WHAT NEEDS TO BE DONE>
Search the listing below for "JSON". Copy each matching line.

RECORD LIST>

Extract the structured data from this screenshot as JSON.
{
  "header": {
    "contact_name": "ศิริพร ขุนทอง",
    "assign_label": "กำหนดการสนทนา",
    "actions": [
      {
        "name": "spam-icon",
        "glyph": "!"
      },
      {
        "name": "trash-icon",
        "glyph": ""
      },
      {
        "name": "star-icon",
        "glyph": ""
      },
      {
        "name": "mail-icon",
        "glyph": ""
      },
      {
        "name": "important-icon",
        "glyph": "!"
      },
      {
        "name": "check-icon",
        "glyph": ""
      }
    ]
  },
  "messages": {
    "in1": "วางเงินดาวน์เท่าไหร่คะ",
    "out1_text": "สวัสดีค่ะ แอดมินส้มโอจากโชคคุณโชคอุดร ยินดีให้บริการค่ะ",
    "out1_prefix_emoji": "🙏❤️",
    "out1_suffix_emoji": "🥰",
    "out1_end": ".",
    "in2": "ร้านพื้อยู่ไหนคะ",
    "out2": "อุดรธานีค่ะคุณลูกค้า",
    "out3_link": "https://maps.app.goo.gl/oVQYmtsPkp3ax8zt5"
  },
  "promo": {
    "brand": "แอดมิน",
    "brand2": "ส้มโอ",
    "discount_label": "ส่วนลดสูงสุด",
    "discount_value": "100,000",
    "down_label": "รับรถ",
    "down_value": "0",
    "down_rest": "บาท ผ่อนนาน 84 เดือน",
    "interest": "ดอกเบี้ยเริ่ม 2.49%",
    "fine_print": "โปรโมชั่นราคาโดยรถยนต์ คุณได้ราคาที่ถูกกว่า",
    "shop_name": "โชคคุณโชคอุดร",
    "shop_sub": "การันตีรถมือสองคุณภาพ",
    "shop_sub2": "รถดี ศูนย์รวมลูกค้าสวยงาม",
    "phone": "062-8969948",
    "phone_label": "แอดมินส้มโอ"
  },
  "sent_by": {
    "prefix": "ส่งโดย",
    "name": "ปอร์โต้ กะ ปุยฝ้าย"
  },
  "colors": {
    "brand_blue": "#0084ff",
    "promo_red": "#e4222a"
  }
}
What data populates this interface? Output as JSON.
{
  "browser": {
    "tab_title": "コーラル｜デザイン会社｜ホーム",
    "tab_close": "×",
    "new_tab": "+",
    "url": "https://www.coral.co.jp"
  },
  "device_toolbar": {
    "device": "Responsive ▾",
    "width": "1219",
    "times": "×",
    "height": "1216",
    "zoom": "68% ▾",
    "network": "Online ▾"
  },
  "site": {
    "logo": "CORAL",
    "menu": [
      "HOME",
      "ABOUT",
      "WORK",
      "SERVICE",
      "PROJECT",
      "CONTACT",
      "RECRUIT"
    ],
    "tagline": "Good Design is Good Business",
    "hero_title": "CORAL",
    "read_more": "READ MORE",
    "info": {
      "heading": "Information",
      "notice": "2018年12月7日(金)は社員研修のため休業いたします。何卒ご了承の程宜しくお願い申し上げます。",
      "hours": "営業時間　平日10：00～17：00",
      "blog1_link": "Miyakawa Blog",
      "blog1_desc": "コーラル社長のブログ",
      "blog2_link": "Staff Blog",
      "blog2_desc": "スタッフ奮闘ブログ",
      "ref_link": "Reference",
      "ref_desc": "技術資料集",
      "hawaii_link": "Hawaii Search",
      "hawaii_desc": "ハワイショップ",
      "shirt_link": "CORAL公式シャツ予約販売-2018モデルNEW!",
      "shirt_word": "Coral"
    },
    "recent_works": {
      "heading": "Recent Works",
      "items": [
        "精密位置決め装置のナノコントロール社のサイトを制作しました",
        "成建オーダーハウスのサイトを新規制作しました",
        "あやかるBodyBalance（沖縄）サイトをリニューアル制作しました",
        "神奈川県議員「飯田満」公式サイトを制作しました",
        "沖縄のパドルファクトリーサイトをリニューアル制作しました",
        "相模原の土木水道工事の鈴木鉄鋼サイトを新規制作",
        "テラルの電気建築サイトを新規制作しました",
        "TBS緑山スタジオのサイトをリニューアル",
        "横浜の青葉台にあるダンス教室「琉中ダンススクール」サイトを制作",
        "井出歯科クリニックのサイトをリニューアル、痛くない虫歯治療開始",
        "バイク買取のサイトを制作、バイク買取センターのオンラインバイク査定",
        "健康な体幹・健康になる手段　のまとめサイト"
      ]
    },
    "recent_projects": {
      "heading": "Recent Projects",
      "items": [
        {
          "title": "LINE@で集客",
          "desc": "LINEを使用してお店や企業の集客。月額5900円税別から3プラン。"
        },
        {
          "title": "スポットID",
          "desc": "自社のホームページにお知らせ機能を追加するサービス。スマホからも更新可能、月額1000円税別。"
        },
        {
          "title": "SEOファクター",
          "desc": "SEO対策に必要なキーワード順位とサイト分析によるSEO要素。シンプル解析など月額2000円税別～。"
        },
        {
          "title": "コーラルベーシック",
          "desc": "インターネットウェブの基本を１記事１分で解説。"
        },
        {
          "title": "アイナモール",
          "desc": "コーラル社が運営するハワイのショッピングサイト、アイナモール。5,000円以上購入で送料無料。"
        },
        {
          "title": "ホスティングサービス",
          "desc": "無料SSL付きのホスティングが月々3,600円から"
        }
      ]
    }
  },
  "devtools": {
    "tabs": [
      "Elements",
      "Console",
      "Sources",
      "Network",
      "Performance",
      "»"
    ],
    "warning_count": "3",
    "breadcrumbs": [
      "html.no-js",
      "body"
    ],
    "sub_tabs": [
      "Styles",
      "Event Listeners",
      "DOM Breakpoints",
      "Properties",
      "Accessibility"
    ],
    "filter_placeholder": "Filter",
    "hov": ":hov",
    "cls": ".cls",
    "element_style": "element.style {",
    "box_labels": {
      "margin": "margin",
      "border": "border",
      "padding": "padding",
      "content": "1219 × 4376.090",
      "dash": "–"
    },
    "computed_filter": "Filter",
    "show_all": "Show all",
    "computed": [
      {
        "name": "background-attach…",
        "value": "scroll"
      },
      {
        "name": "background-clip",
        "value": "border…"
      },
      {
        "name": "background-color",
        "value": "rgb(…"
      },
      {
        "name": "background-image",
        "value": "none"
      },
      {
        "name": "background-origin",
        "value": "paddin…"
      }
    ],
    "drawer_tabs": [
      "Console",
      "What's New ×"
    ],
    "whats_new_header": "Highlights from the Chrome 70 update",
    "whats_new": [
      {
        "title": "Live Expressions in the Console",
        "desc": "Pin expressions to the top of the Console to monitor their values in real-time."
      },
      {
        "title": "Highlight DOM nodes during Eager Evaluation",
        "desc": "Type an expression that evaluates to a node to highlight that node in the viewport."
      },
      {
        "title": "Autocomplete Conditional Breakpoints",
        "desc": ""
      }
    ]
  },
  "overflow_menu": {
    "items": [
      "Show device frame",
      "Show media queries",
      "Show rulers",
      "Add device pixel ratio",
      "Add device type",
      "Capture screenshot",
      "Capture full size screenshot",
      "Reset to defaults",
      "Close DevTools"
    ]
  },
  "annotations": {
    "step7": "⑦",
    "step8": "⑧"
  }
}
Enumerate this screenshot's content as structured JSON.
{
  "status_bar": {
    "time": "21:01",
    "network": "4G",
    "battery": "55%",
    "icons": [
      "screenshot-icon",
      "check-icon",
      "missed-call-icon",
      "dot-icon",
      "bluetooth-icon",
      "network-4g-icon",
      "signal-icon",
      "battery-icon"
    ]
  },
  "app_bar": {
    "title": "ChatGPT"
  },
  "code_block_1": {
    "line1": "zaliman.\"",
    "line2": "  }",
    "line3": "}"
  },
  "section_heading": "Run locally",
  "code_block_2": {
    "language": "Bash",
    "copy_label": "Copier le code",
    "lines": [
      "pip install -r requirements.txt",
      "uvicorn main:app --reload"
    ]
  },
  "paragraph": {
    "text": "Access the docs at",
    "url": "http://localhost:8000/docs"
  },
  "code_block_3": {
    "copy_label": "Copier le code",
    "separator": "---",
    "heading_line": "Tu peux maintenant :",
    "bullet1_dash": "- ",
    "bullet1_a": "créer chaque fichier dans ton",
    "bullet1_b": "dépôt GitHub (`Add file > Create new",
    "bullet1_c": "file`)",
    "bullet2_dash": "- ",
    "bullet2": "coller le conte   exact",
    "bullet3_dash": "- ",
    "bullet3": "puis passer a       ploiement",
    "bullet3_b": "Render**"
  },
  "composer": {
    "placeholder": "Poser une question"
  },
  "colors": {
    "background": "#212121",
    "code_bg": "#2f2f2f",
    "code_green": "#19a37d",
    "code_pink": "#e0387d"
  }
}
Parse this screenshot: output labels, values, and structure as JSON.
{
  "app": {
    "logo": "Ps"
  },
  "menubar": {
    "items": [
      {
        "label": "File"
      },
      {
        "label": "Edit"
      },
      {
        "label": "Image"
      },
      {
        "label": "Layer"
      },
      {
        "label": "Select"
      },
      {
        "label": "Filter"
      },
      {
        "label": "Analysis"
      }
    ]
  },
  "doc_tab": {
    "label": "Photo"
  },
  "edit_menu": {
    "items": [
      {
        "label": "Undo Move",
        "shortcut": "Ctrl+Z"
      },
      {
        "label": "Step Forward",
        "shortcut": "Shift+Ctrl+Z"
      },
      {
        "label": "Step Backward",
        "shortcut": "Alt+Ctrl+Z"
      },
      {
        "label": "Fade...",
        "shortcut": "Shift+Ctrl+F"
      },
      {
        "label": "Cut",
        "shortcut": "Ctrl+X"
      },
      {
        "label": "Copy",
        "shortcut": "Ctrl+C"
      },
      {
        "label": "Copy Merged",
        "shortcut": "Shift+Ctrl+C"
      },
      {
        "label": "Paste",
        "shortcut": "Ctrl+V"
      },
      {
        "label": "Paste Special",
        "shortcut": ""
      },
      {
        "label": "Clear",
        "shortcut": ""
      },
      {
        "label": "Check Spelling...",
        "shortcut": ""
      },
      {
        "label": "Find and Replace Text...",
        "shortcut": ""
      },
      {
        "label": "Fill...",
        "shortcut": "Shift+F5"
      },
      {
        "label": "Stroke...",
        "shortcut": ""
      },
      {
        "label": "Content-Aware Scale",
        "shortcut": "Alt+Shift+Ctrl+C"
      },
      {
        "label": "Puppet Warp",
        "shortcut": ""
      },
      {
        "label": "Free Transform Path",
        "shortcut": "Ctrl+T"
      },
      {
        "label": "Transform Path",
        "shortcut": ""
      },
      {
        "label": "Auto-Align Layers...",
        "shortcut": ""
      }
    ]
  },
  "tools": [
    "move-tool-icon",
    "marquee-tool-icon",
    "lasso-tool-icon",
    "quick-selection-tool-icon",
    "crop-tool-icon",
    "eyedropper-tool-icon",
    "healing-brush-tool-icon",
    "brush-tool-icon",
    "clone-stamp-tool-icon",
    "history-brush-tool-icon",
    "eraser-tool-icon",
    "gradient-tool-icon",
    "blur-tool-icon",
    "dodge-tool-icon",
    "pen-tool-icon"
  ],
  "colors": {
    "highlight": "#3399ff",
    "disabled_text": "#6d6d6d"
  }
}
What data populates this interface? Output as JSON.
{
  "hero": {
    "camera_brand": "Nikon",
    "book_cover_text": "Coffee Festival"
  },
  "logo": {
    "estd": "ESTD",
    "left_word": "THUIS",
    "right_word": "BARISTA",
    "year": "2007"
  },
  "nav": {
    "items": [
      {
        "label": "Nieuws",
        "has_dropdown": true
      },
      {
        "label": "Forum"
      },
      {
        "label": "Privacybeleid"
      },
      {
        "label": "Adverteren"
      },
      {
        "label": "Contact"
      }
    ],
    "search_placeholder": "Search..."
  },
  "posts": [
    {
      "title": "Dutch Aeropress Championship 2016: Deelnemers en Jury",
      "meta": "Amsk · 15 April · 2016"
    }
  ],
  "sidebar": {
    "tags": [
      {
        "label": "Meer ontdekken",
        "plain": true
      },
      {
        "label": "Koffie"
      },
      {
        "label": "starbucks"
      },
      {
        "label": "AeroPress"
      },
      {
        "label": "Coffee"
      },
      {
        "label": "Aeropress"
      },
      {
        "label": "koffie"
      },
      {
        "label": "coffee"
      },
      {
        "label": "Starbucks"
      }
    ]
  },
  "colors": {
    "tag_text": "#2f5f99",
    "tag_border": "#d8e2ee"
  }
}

RESULT OF THIS TASK>
Extract the structured data from this screenshot as JSON.
What data populates this interface? Output as JSON.
Enumerate this screenshot's content as structured JSON.
Parse this screenshot: output labels, values, and structure as JSON.
What data populates this interface? Output as JSON.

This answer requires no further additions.